┌─ EXTRACTED RECORDS

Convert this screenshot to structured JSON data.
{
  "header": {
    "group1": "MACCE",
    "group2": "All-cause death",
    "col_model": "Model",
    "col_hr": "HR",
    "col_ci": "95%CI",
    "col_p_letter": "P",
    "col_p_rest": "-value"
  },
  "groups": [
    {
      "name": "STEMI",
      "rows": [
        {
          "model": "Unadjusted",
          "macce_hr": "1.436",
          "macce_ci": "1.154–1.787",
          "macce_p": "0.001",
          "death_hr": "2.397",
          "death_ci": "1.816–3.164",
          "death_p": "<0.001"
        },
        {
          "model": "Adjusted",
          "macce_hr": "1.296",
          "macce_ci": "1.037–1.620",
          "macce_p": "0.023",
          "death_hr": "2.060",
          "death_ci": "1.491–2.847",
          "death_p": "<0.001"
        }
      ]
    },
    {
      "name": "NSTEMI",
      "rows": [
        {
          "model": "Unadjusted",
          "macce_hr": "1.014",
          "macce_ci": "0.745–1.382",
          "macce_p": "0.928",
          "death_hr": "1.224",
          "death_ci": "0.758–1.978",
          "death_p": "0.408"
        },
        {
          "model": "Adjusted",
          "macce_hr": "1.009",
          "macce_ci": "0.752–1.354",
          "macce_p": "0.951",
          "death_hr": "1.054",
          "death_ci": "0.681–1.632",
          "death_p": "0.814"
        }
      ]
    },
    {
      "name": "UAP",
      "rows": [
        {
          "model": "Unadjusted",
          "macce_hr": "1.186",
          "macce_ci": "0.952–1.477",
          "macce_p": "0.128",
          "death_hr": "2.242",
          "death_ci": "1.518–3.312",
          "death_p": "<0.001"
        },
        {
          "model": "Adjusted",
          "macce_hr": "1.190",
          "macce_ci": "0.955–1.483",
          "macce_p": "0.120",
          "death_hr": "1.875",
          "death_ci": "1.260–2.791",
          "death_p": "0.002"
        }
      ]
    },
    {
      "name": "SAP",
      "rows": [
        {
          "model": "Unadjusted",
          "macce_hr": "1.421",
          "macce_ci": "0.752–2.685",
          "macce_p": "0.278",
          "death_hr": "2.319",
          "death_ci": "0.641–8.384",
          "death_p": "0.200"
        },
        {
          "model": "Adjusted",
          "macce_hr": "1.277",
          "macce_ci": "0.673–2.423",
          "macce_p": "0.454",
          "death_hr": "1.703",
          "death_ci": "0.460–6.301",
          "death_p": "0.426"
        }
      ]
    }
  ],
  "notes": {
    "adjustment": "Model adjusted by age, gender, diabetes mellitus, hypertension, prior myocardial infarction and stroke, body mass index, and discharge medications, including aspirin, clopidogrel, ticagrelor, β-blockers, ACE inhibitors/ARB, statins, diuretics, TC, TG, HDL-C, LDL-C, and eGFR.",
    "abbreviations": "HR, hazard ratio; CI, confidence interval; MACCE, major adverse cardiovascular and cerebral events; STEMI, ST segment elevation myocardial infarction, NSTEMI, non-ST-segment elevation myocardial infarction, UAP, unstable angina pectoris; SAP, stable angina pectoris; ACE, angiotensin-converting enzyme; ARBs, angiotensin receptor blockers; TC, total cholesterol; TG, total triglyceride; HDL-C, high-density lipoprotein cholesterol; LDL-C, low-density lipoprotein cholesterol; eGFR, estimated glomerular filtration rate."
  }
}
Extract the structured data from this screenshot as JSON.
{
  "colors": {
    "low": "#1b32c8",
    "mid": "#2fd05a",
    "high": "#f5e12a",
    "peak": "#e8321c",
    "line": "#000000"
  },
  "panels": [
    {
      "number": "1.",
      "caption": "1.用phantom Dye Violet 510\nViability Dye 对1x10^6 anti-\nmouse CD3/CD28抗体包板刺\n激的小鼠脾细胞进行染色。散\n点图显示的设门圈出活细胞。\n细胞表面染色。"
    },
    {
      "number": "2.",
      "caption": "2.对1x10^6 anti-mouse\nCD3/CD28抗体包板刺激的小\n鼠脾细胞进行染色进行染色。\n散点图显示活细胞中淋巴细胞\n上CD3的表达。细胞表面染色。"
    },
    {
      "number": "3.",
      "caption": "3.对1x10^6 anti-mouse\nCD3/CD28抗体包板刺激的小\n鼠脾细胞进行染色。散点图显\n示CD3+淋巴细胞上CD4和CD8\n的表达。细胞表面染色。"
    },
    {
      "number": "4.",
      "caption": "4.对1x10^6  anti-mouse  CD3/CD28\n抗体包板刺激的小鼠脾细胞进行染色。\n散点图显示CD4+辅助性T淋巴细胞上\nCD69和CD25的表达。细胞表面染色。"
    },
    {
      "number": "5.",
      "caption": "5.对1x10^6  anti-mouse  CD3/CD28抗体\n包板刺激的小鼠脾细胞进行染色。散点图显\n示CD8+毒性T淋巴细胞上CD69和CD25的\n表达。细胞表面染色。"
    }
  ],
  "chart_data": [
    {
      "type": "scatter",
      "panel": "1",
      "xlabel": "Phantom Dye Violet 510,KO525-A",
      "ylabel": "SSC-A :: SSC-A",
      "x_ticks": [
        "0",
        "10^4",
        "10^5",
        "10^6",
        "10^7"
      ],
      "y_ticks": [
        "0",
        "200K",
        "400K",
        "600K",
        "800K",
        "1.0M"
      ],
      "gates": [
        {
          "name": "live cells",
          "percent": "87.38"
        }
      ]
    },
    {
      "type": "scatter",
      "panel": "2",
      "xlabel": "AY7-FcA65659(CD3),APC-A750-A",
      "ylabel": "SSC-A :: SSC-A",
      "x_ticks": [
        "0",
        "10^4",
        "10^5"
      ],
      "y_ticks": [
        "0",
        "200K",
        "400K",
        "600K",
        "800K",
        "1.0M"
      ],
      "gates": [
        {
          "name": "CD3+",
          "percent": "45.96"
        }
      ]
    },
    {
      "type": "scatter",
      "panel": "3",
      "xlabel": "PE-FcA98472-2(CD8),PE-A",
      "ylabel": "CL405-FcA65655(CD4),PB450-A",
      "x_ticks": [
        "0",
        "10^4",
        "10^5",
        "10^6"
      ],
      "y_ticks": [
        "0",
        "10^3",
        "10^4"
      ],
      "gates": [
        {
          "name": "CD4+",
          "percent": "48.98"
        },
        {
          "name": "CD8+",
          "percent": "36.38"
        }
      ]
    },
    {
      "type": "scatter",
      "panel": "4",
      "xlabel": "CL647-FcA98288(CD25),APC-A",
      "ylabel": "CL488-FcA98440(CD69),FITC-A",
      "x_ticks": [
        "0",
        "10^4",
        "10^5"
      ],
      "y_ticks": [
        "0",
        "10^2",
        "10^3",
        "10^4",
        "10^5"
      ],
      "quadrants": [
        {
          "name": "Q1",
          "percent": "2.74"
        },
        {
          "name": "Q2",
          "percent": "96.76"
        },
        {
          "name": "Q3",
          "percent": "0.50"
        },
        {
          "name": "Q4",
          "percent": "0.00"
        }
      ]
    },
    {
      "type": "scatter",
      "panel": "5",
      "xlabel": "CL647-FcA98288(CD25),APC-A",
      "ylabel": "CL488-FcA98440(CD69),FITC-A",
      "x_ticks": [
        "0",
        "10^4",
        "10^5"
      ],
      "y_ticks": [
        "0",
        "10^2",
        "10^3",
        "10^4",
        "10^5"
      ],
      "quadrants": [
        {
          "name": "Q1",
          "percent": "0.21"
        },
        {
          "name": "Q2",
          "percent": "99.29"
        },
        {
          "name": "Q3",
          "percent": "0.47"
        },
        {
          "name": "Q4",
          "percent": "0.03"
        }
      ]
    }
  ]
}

└─

TASK DETAILS:
Look for the string "number" in the records, and copy every line where it is found.

EXERCISE OUTPUT:
      "number": "1.",
      "number": "2.",
      "number": "3.",
      "number": "4.",
      "number": "5.",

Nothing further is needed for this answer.